* Objective: Retype the records below exactly as they appear, but leave out any pictures.

═══ Raw records ═══

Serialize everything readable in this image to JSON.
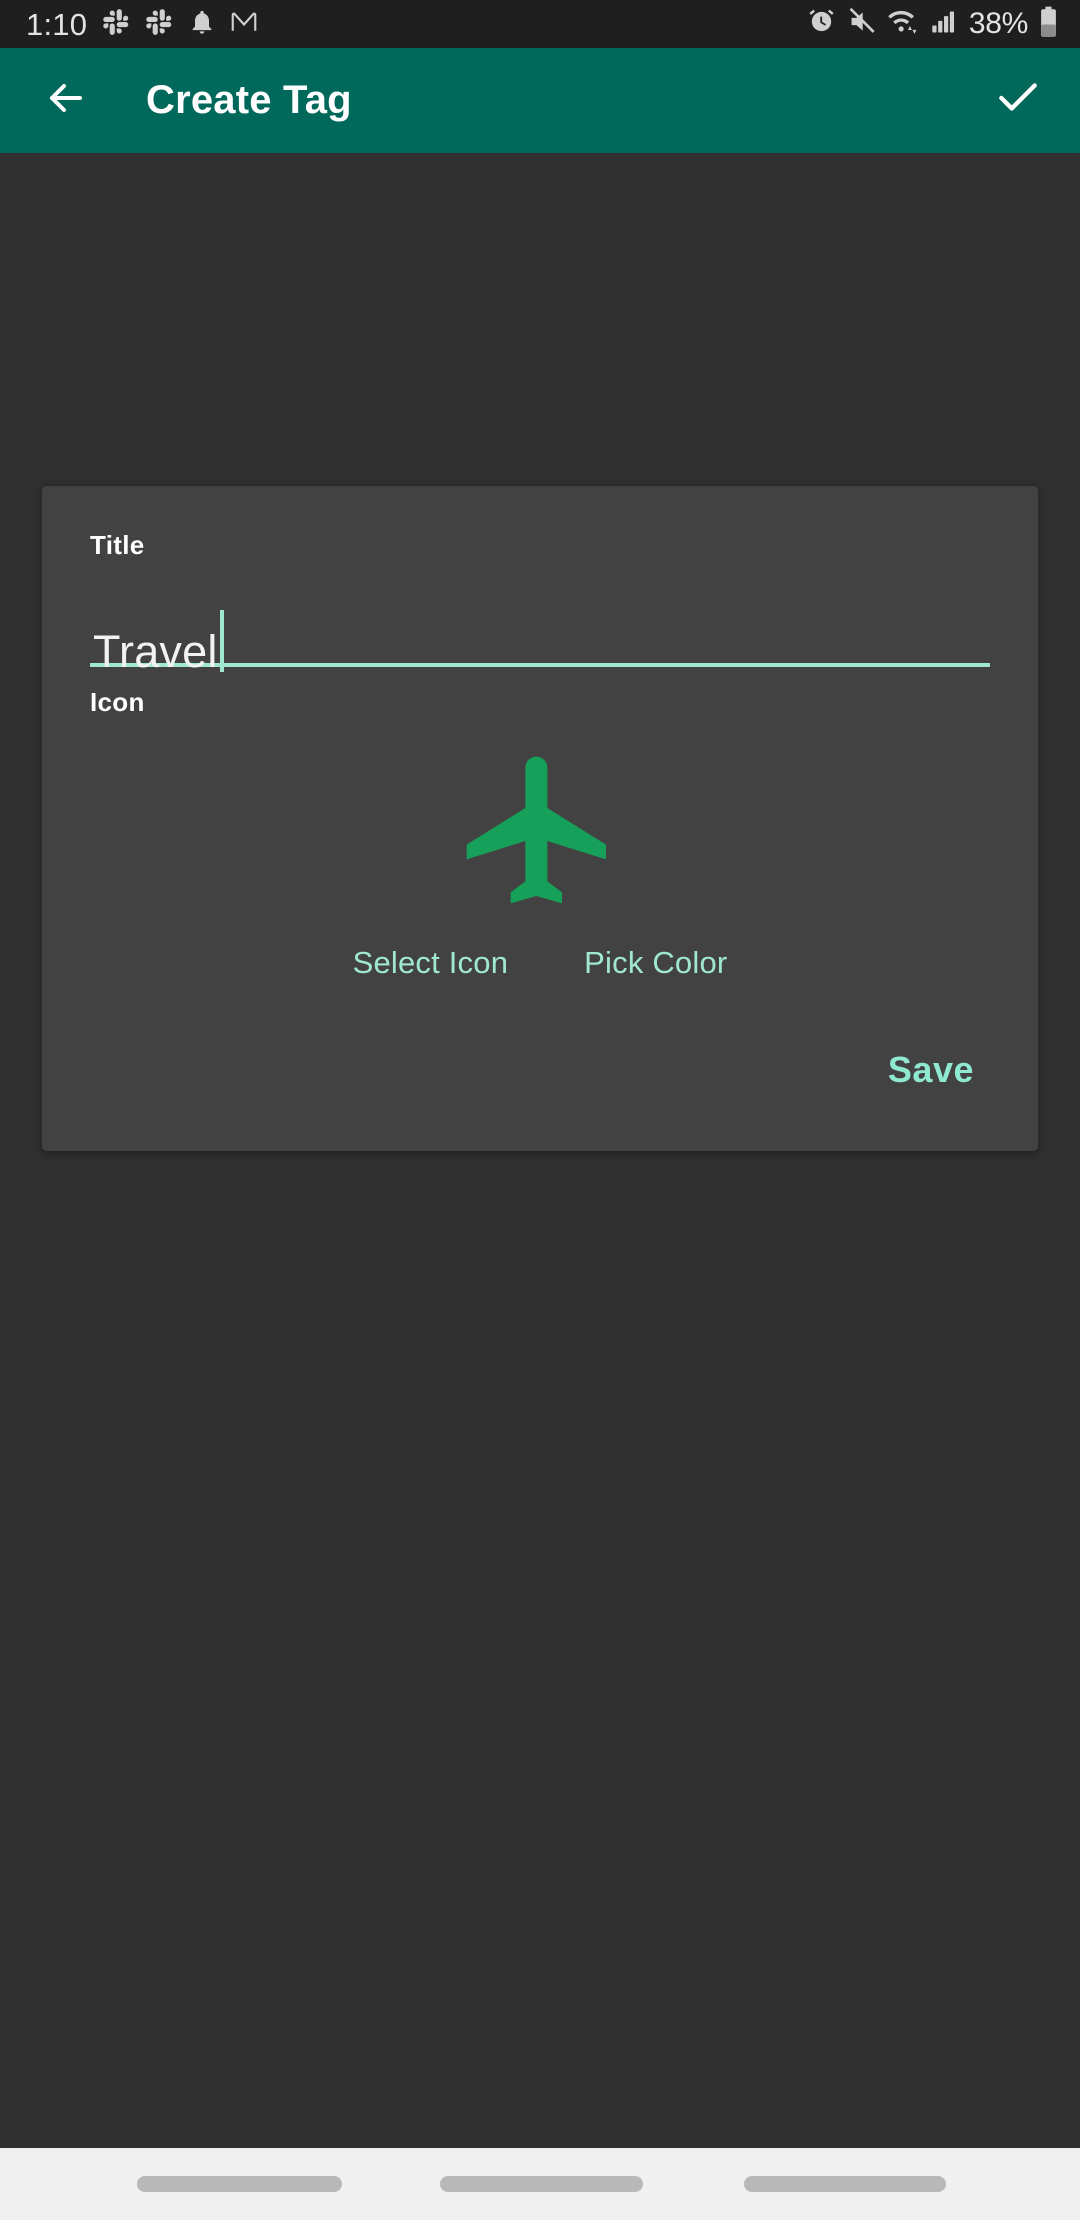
{
  "status_bar": {
    "time": "1:10",
    "battery_percent": "38%",
    "left_icons": [
      "slack-icon",
      "slack-icon",
      "bell-icon",
      "gmail-icon"
    ],
    "right_icons": [
      "alarm-icon",
      "volume-mute-icon",
      "wifi-icon",
      "cellular-signal-icon",
      "battery-icon"
    ],
    "background_color": "#1f1f1f"
  },
  "appbar": {
    "title": "Create Tag",
    "back_icon": "arrow-left-icon",
    "confirm_icon": "check-icon",
    "background_color": "#00695c",
    "text_color": "#ffffff"
  },
  "dialog": {
    "title_label": "Title",
    "title_value": "Travel",
    "title_placeholder": "Title",
    "icon_label": "Icon",
    "icon_name": "airplane-icon",
    "icon_color": "#17a05a",
    "select_icon_label": "Select Icon",
    "pick_color_label": "Pick Color",
    "save_label": "Save",
    "accent_color": "#9fe8cf",
    "surface_color": "#424242"
  },
  "navbar": {
    "background_color": "#f0f0f0",
    "pill_color": "#b8b8b8",
    "items": [
      "back-pill",
      "home-pill",
      "recents-pill"
    ]
  }
}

═══

* Exercise result:
Serialize everything readable in this image to JSON.
{
  "status_bar": {
    "time": "1:10",
    "battery_percent": "38%",
    "left_icons": [
      "slack-icon",
      "slack-icon",
      "bell-icon",
      "gmail-icon"
    ],
    "right_icons": [
      "alarm-icon",
      "volume-mute-icon",
      "wifi-icon",
      "cellular-signal-icon",
      "battery-icon"
    ],
    "background_color": "#1f1f1f"
  },
  "appbar": {
    "title": "Create Tag",
    "back_icon": "arrow-left-icon",
    "confirm_icon": "check-icon",
    "background_color": "#00695c",
    "text_color": "#ffffff"
  },
  "dialog": {
    "title_label": "Title",
    "title_value": "Travel",
    "title_placeholder": "Title",
    "icon_label": "Icon",
    "icon_name": "airplane-icon",
    "icon_color": "#17a05a",
    "select_icon_label": "Select Icon",
    "pick_color_label": "Pick Color",
    "save_label": "Save",
    "accent_color": "#9fe8cf",
    "surface_color": "#424242"
  },
  "navbar": {
    "background_color": "#f0f0f0",
    "pill_color": "#b8b8b8",
    "items": [
      "back-pill",
      "home-pill",
      "recents-pill"
    ]
  }
}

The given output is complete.